Brief: Search the material for the string "materiali", then return every line where it is found.

-=-=-

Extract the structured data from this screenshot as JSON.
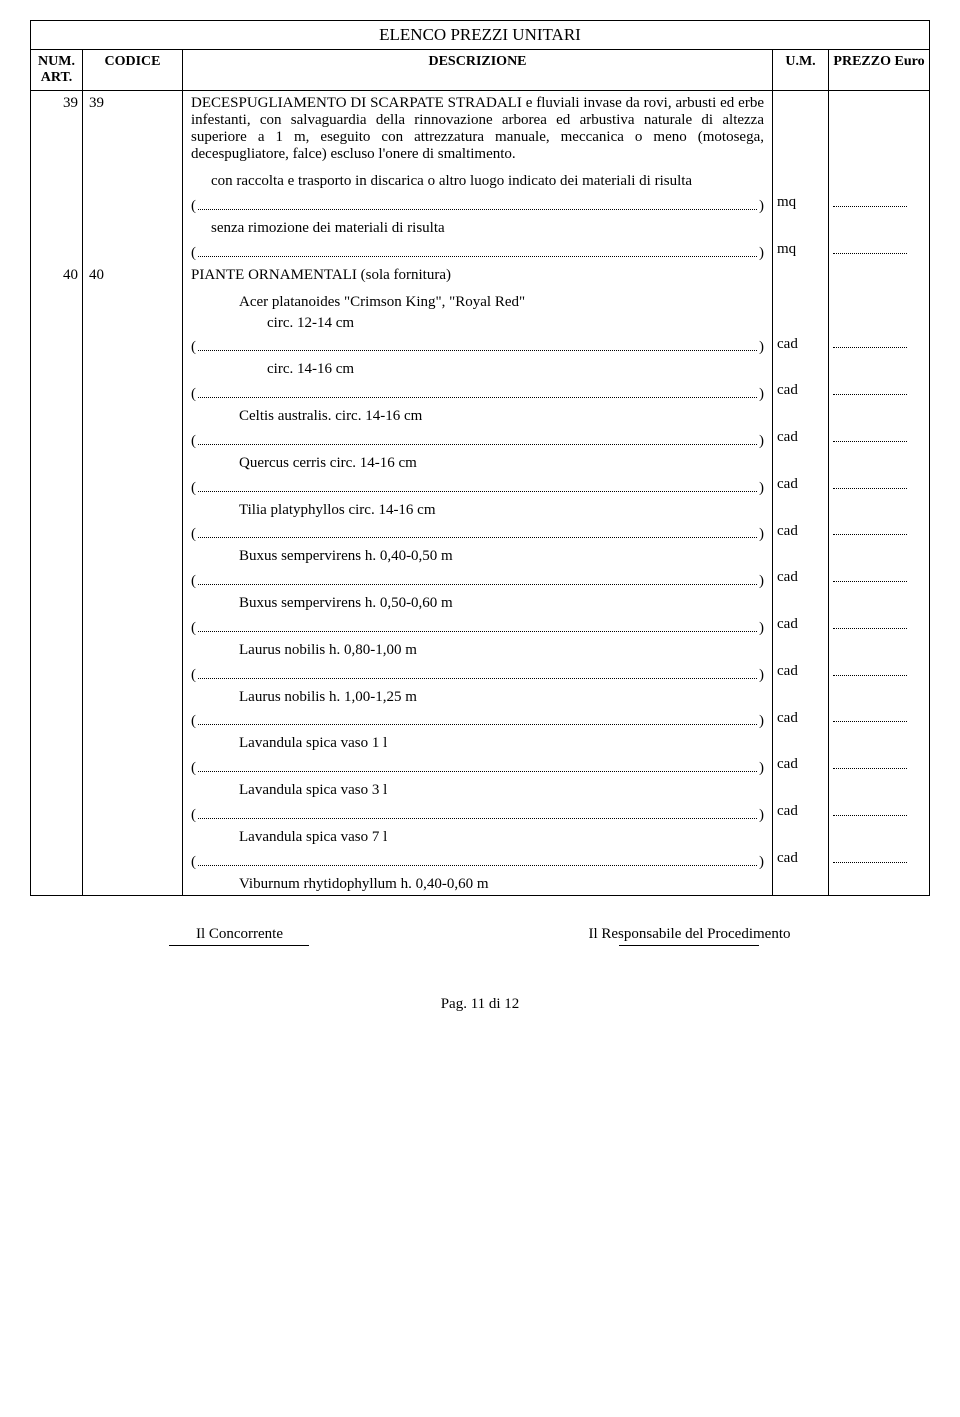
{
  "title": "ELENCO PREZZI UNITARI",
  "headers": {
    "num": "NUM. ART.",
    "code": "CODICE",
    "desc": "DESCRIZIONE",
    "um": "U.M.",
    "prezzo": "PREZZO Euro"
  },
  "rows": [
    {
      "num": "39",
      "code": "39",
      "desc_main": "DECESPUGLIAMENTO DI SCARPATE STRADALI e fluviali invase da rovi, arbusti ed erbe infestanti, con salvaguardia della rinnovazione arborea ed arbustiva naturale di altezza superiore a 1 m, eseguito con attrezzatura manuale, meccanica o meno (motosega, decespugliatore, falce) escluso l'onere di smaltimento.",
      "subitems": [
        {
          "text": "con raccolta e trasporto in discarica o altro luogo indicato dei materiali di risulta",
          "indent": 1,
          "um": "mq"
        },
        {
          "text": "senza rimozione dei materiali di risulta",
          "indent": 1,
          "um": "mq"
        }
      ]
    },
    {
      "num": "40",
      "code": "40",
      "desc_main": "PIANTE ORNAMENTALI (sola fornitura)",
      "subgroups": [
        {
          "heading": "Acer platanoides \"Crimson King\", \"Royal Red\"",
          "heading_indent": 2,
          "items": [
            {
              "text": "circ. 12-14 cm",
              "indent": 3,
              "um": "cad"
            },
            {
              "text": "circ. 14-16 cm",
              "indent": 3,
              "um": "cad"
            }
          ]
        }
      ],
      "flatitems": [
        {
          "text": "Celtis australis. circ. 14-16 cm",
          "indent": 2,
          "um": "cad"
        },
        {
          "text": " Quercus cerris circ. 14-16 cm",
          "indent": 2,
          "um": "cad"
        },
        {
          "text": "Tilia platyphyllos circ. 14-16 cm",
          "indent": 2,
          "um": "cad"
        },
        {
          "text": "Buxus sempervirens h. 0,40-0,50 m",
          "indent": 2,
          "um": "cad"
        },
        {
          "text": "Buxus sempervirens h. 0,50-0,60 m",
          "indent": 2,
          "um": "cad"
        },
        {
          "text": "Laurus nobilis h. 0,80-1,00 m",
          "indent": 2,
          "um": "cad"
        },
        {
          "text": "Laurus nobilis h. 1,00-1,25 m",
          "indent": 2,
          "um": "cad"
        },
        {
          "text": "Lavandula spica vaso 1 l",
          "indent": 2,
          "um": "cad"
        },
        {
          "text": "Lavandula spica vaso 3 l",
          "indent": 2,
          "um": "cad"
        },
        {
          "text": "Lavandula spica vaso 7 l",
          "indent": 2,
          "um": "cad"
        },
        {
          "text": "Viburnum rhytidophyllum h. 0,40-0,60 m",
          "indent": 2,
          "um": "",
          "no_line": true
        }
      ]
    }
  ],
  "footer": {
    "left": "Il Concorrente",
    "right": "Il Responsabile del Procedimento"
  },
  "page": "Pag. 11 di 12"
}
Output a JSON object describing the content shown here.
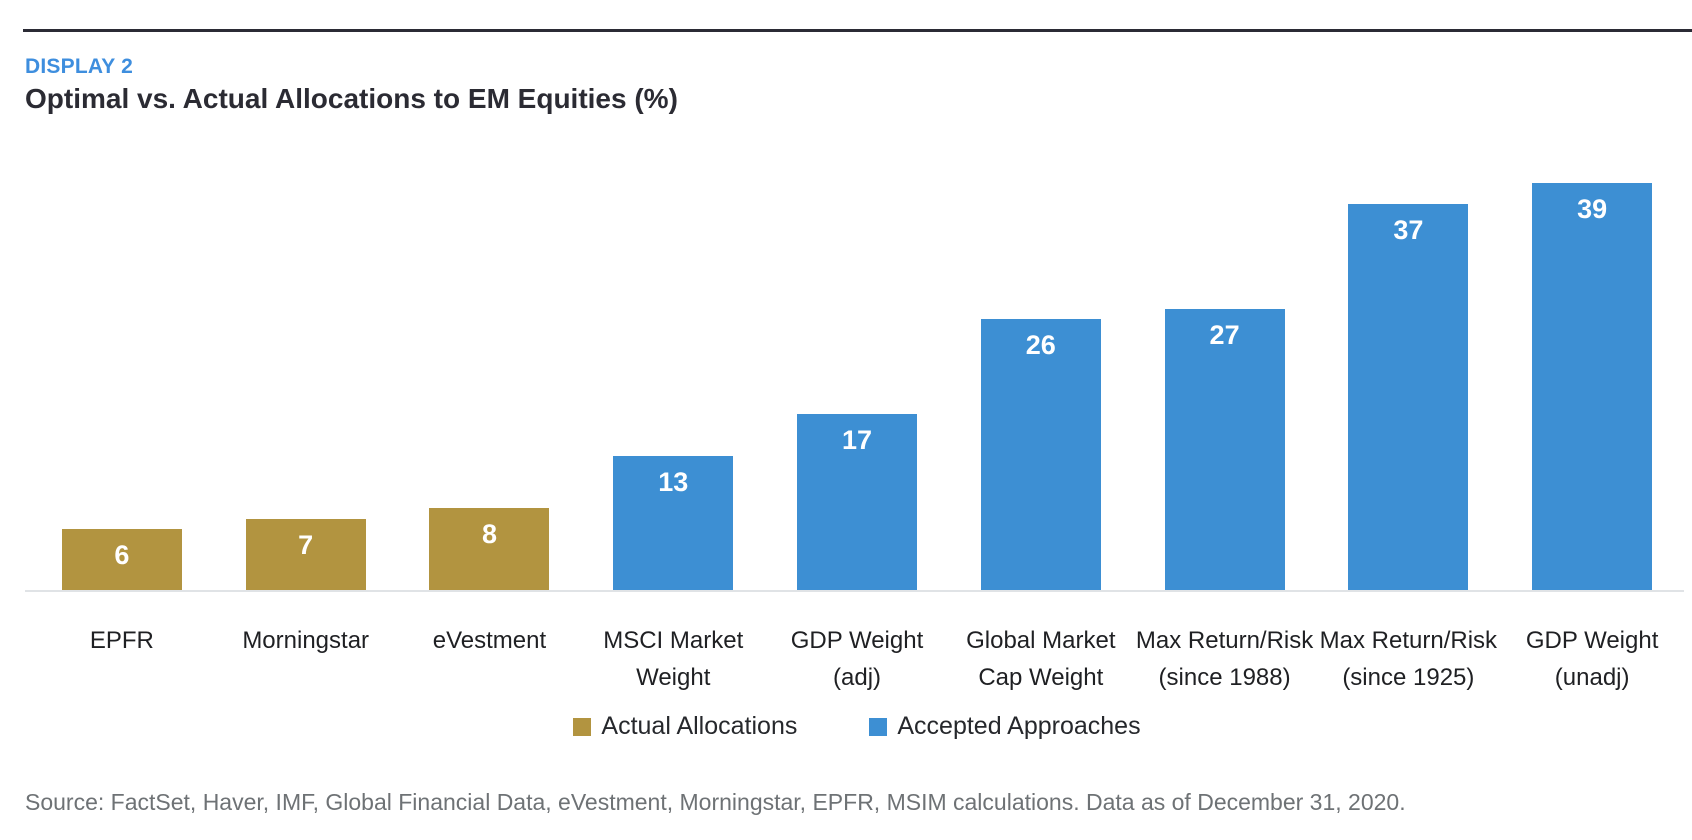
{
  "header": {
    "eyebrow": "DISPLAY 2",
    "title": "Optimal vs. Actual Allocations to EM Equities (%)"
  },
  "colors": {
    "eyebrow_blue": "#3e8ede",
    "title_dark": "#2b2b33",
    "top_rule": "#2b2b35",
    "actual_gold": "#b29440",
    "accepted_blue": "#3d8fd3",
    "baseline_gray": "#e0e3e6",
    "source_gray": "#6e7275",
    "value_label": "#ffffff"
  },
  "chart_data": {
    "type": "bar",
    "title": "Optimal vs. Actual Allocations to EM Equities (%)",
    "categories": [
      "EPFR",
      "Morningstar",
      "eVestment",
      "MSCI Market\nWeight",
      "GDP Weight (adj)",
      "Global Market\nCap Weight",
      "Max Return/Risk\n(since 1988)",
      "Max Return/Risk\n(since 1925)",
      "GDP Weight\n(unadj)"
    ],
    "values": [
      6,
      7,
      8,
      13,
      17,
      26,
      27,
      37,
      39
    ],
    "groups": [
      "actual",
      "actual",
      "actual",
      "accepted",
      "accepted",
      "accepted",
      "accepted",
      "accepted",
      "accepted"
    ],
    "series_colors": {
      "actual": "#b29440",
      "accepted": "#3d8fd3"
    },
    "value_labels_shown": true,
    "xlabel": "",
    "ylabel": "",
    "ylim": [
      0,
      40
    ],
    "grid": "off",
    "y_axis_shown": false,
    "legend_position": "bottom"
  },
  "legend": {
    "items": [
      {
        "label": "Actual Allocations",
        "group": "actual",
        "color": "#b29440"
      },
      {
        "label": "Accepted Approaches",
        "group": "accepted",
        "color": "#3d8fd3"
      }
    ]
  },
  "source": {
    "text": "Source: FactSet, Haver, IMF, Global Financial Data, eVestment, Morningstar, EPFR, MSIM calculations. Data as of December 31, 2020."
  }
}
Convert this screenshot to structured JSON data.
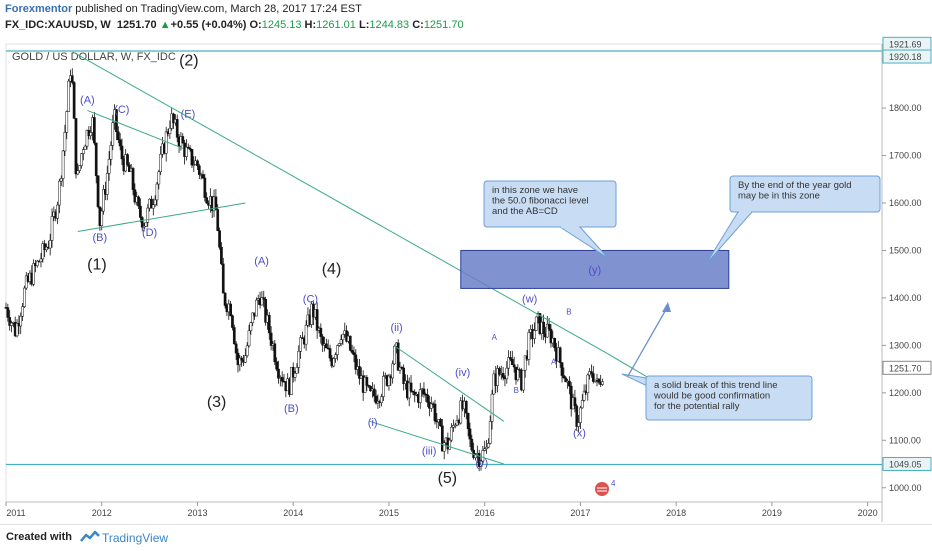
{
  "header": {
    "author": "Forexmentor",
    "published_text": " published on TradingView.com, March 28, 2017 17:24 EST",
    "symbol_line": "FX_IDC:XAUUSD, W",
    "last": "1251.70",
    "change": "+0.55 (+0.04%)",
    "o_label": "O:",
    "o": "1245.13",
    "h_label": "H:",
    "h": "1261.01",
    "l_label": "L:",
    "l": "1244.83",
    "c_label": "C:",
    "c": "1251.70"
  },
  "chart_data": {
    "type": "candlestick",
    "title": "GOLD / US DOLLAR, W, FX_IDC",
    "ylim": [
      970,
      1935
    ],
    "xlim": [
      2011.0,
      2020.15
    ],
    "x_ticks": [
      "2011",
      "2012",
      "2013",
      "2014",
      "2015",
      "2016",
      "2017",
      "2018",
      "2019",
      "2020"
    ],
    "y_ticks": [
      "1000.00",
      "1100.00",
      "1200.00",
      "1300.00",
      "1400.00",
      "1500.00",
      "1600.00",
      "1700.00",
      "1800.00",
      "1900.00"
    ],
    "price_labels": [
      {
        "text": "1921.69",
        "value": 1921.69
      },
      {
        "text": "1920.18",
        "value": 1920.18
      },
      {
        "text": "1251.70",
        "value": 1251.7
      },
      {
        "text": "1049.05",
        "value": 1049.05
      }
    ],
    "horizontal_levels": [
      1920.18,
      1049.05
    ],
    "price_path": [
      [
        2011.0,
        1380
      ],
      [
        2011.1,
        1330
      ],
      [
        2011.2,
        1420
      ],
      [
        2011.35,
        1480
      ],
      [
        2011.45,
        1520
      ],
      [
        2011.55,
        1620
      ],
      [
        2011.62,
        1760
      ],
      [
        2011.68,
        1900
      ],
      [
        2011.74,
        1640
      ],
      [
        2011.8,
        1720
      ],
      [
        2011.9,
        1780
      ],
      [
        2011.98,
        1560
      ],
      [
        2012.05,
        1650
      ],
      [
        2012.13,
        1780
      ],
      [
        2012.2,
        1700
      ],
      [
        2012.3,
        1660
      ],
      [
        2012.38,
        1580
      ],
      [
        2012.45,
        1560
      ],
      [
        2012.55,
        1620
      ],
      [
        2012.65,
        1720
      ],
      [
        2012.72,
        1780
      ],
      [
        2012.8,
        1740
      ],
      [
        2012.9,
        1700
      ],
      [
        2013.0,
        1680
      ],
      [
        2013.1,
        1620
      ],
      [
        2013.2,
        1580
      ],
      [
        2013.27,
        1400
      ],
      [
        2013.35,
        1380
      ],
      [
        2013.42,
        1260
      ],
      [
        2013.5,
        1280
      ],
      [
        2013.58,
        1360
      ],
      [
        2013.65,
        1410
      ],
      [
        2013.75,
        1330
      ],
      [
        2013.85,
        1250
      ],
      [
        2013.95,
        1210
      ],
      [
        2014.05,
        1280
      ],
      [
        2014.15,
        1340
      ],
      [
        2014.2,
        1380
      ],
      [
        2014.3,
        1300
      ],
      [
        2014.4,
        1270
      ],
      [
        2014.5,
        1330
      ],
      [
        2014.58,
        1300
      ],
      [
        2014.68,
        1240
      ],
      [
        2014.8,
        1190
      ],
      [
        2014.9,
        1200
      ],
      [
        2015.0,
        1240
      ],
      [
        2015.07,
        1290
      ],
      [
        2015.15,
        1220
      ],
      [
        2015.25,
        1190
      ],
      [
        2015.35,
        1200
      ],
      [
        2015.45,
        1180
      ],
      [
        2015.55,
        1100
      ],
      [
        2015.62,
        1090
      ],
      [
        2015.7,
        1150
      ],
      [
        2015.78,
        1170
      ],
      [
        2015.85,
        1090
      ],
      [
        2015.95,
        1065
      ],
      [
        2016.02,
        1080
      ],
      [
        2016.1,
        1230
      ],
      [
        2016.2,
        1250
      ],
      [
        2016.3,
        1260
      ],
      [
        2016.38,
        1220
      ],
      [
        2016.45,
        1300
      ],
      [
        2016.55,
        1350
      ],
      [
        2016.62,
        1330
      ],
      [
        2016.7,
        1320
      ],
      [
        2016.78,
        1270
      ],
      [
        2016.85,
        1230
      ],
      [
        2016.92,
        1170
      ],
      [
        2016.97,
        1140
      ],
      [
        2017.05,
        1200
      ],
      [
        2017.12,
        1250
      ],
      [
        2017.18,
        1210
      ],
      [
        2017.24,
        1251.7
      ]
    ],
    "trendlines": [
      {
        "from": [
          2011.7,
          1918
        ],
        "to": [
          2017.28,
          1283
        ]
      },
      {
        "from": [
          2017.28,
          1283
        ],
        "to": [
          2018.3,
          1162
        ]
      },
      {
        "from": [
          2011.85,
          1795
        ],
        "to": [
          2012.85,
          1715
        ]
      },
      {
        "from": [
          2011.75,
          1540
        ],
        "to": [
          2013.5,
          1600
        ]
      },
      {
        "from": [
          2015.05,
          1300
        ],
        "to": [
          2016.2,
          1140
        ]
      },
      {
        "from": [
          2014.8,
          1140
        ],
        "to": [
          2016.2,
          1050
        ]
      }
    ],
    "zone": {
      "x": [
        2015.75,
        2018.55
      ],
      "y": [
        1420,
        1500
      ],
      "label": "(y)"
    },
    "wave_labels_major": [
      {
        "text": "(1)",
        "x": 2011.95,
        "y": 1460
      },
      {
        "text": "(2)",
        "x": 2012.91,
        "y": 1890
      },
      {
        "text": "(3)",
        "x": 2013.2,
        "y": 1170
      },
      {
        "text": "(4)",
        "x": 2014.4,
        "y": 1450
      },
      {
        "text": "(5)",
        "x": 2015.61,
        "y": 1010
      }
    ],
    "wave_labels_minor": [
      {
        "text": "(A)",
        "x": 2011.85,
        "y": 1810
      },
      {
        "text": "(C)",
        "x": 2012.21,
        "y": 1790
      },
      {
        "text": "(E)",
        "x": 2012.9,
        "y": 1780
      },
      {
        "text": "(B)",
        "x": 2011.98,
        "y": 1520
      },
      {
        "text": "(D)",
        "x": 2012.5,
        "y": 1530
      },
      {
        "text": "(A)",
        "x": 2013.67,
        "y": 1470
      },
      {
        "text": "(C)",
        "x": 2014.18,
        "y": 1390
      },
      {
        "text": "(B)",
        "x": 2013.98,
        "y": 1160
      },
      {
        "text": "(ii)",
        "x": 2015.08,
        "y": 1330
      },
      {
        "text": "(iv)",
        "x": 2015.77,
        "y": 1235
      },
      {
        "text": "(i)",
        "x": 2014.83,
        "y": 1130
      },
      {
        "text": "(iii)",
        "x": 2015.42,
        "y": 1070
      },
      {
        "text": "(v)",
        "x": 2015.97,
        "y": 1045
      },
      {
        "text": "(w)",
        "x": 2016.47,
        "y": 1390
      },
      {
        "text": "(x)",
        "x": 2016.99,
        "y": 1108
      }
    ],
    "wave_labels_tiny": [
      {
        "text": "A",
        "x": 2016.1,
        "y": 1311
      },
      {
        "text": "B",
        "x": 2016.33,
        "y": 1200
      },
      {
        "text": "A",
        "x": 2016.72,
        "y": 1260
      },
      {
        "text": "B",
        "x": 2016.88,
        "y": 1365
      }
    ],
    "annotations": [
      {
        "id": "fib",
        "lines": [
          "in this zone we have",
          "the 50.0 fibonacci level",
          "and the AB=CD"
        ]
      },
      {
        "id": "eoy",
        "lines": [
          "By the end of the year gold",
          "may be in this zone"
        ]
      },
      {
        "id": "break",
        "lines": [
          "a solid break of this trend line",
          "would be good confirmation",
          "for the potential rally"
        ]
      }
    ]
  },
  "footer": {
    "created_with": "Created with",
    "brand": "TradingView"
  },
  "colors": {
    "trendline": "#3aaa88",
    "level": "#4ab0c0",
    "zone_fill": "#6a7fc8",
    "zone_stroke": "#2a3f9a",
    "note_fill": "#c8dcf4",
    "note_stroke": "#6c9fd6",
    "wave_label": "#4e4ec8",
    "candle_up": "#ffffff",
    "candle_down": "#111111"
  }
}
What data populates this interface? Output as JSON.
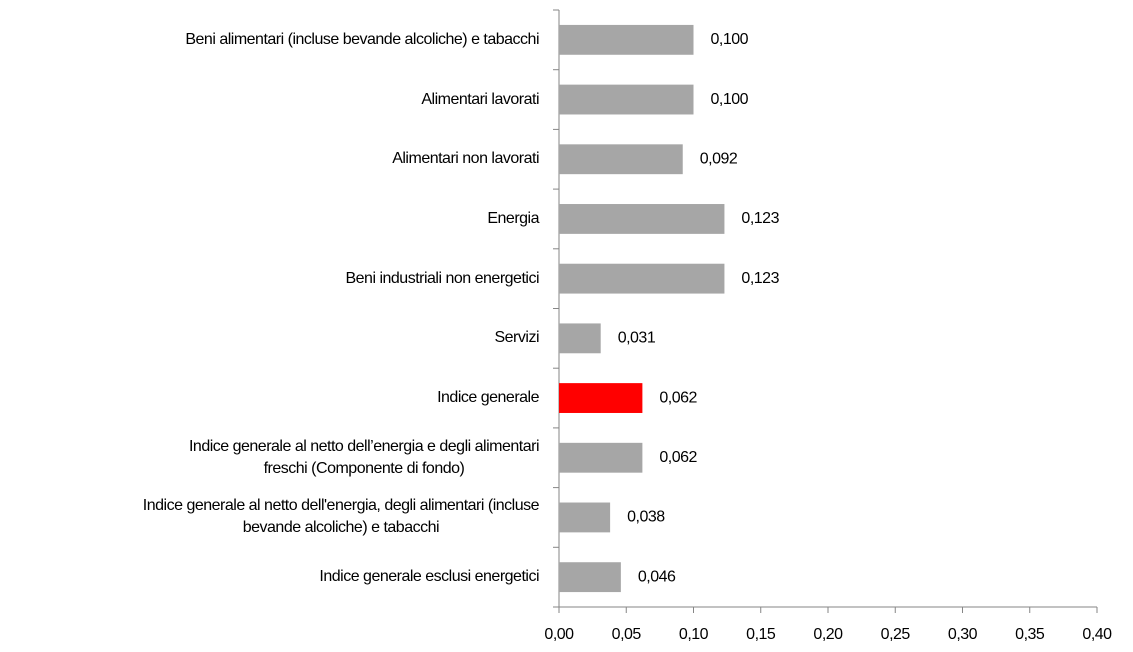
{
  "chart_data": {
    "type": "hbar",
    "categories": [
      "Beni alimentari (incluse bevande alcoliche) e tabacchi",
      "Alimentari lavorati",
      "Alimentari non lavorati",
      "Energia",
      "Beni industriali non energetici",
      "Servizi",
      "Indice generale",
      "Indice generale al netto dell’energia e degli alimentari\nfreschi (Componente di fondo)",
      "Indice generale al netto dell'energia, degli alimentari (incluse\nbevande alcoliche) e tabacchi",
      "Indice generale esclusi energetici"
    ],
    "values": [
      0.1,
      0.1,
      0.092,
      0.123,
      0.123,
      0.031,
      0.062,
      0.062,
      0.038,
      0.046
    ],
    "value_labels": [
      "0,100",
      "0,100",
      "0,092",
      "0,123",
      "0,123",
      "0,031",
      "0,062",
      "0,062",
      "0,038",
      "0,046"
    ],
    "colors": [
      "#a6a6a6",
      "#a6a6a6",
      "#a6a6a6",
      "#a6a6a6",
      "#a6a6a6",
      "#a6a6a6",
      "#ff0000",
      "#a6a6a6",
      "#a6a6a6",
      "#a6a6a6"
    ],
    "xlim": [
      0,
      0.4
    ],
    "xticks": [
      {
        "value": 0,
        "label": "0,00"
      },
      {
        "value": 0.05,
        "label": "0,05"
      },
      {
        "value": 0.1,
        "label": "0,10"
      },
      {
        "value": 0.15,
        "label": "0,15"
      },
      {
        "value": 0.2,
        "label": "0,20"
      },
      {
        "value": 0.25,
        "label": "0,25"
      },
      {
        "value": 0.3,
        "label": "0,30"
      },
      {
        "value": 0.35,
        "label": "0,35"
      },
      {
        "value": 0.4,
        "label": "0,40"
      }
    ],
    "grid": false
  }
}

-=-=-

Exercise response:
          "text": "con raccolta e trasporto in discarica o altro luogo indicato dei materiali di risulta",
          "text": "senza rimozione dei materiali di risulta",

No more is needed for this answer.